Please output the entries below from the line that contains "Read this page and output its text content." through the final line, reproduced exactly and alone.
begin GIVEN RECORDS
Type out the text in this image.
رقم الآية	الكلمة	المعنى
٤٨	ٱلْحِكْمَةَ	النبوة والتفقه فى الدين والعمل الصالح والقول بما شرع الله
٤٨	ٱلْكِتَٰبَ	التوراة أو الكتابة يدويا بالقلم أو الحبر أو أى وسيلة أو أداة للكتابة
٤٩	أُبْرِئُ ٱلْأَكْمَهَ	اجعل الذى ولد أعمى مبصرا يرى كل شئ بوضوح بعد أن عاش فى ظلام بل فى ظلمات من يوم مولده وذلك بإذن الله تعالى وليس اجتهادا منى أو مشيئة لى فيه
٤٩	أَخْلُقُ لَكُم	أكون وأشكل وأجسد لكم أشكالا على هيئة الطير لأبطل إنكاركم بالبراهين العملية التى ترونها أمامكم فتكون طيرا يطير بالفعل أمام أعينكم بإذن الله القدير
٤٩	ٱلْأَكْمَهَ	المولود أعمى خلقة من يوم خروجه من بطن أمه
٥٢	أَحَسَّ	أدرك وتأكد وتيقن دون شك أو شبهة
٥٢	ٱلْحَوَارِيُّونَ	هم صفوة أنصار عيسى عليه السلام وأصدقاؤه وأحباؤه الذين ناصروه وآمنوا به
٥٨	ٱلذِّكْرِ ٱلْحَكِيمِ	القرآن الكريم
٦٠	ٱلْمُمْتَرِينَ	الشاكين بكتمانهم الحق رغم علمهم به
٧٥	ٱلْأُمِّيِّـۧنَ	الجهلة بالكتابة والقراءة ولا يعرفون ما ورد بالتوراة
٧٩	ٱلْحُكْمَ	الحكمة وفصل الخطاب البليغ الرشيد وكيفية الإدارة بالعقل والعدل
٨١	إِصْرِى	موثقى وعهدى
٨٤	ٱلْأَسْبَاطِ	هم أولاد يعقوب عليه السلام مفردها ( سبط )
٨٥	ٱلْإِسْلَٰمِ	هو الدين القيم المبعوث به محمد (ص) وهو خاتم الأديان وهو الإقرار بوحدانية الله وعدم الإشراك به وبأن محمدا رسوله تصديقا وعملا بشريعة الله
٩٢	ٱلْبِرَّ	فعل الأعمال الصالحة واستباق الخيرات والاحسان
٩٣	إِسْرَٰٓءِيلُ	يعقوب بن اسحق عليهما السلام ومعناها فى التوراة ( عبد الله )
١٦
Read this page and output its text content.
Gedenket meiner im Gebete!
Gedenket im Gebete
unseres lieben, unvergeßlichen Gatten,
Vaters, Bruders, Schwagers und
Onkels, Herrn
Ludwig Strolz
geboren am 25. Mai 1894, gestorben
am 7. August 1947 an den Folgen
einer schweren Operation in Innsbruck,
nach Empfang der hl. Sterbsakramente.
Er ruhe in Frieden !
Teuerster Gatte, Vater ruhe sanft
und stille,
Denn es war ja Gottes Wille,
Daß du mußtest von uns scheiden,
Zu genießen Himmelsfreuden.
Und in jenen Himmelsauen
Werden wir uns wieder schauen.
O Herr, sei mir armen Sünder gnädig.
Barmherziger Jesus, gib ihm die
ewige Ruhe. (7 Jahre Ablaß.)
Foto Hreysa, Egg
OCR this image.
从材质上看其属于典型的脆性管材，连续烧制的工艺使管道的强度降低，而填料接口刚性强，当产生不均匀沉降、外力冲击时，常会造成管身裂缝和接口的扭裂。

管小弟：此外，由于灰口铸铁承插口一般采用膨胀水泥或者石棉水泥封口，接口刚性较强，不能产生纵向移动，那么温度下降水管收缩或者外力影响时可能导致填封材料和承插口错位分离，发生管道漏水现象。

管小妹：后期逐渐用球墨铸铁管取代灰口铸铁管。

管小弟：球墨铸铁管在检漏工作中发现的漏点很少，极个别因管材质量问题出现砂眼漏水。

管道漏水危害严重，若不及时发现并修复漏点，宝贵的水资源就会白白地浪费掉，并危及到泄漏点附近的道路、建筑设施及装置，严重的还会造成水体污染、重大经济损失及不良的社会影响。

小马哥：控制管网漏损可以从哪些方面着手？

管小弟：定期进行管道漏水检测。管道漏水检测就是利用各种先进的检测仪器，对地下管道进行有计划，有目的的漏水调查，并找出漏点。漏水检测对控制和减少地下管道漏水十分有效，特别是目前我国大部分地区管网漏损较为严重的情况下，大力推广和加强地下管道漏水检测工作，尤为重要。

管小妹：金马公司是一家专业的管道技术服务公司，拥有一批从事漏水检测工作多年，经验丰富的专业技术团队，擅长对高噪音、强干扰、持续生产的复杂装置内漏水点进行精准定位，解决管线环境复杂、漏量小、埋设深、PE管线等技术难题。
end GIVEN RECORDS
FULL SOLUTION:
Read this page and output its text content.
Gedenket meiner im Gebete!
Gedenket im Gebete
unseres lieben, unvergeßlichen Gatten,
Vaters, Bruders, Schwagers und
Onkels, Herrn
Ludwig Strolz
geboren am 25. Mai 1894, gestorben
am 7. August 1947 an den Folgen
einer schweren Operation in Innsbruck,
nach Empfang der hl. Sterbsakramente.
Er ruhe in Frieden !
Teuerster Gatte, Vater ruhe sanft
und stille,
Denn es war ja Gottes Wille,
Daß du mußtest von uns scheiden,
Zu genießen Himmelsfreuden.
Und in jenen Himmelsauen
Werden wir uns wieder schauen.
O Herr, sei mir armen Sünder gnädig.
Barmherziger Jesus, gib ihm die
ewige Ruhe. (7 Jahre Ablaß.)
Foto Hreysa, Egg
OCR this image.
从材质上看其属于典型的脆性管材，连续烧制的工艺使管道的强度降低，而填料接口刚性强，当产生不均匀沉降、外力冲击时，常会造成管身裂缝和接口的扭裂。

管小弟：此外，由于灰口铸铁承插口一般采用膨胀水泥或者石棉水泥封口，接口刚性较强，不能产生纵向移动，那么温度下降水管收缩或者外力影响时可能导致填封材料和承插口错位分离，发生管道漏水现象。

管小妹：后期逐渐用球墨铸铁管取代灰口铸铁管。

管小弟：球墨铸铁管在检漏工作中发现的漏点很少，极个别因管材质量问题出现砂眼漏水。

管道漏水危害严重，若不及时发现并修复漏点，宝贵的水资源就会白白地浪费掉，并危及到泄漏点附近的道路、建筑设施及装置，严重的还会造成水体污染、重大经济损失及不良的社会影响。

小马哥：控制管网漏损可以从哪些方面着手？

管小弟：定期进行管道漏水检测。管道漏水检测就是利用各种先进的检测仪器，对地下管道进行有计划，有目的的漏水调查，并找出漏点。漏水检测对控制和减少地下管道漏水十分有效，特别是目前我国大部分地区管网漏损较为严重的情况下，大力推广和加强地下管道漏水检测工作，尤为重要。

管小妹：金马公司是一家专业的管道技术服务公司，拥有一批从事漏水检测工作多年，经验丰富的专业技术团队，擅长对高噪音、强干扰、持续生产的复杂装置内漏水点进行精准定位，解决管线环境复杂、漏量小、埋设深、PE管线等技术难题。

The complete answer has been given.